<<<<

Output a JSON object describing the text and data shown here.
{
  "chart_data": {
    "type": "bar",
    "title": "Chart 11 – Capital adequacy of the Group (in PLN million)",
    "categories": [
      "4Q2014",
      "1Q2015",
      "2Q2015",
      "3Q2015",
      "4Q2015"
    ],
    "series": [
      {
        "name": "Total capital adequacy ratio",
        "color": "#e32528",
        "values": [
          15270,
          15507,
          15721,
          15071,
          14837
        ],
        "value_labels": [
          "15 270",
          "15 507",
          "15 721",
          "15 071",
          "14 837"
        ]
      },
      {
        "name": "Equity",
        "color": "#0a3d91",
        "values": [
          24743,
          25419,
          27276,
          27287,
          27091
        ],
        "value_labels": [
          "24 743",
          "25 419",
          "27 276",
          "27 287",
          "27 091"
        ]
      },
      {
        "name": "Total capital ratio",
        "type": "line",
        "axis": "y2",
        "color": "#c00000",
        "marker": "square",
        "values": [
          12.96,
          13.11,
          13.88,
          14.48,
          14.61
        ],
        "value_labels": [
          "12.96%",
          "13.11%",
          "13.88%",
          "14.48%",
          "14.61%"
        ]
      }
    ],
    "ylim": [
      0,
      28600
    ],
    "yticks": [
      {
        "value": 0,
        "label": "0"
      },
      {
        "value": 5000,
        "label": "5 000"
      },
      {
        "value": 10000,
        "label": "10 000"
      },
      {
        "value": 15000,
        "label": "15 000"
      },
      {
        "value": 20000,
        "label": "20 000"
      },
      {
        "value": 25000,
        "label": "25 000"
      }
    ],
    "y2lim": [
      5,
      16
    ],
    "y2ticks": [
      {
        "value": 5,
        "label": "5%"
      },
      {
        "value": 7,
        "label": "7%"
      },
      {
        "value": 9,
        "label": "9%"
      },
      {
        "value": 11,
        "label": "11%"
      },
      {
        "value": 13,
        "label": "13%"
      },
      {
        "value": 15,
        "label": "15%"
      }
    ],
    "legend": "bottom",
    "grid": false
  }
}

>>>>

▶ [GIVEN TASK]:
Copy each record from above exactly, and include every line.

▶ [FULL RESPONSE]:
Output a JSON object describing the text and data shown here.
{
  "chart_data": {
    "type": "bar",
    "title": "Chart 11 – Capital adequacy of the Group (in PLN million)",
    "categories": [
      "4Q2014",
      "1Q2015",
      "2Q2015",
      "3Q2015",
      "4Q2015"
    ],
    "series": [
      {
        "name": "Total capital adequacy ratio",
        "color": "#e32528",
        "values": [
          15270,
          15507,
          15721,
          15071,
          14837
        ],
        "value_labels": [
          "15 270",
          "15 507",
          "15 721",
          "15 071",
          "14 837"
        ]
      },
      {
        "name": "Equity",
        "color": "#0a3d91",
        "values": [
          24743,
          25419,
          27276,
          27287,
          27091
        ],
        "value_labels": [
          "24 743",
          "25 419",
          "27 276",
          "27 287",
          "27 091"
        ]
      },
      {
        "name": "Total capital ratio",
        "type": "line",
        "axis": "y2",
        "color": "#c00000",
        "marker": "square",
        "values": [
          12.96,
          13.11,
          13.88,
          14.48,
          14.61
        ],
        "value_labels": [
          "12.96%",
          "13.11%",
          "13.88%",
          "14.48%",
          "14.61%"
        ]
      }
    ],
    "ylim": [
      0,
      28600
    ],
    "yticks": [
      {
        "value": 0,
        "label": "0"
      },
      {
        "value": 5000,
        "label": "5 000"
      },
      {
        "value": 10000,
        "label": "10 000"
      },
      {
        "value": 15000,
        "label": "15 000"
      },
      {
        "value": 20000,
        "label": "20 000"
      },
      {
        "value": 25000,
        "label": "25 000"
      }
    ],
    "y2lim": [
      5,
      16
    ],
    "y2ticks": [
      {
        "value": 5,
        "label": "5%"
      },
      {
        "value": 7,
        "label": "7%"
      },
      {
        "value": 9,
        "label": "9%"
      },
      {
        "value": 11,
        "label": "11%"
      },
      {
        "value": 13,
        "label": "13%"
      },
      {
        "value": 15,
        "label": "15%"
      }
    ],
    "legend": "bottom",
    "grid": false
  }
}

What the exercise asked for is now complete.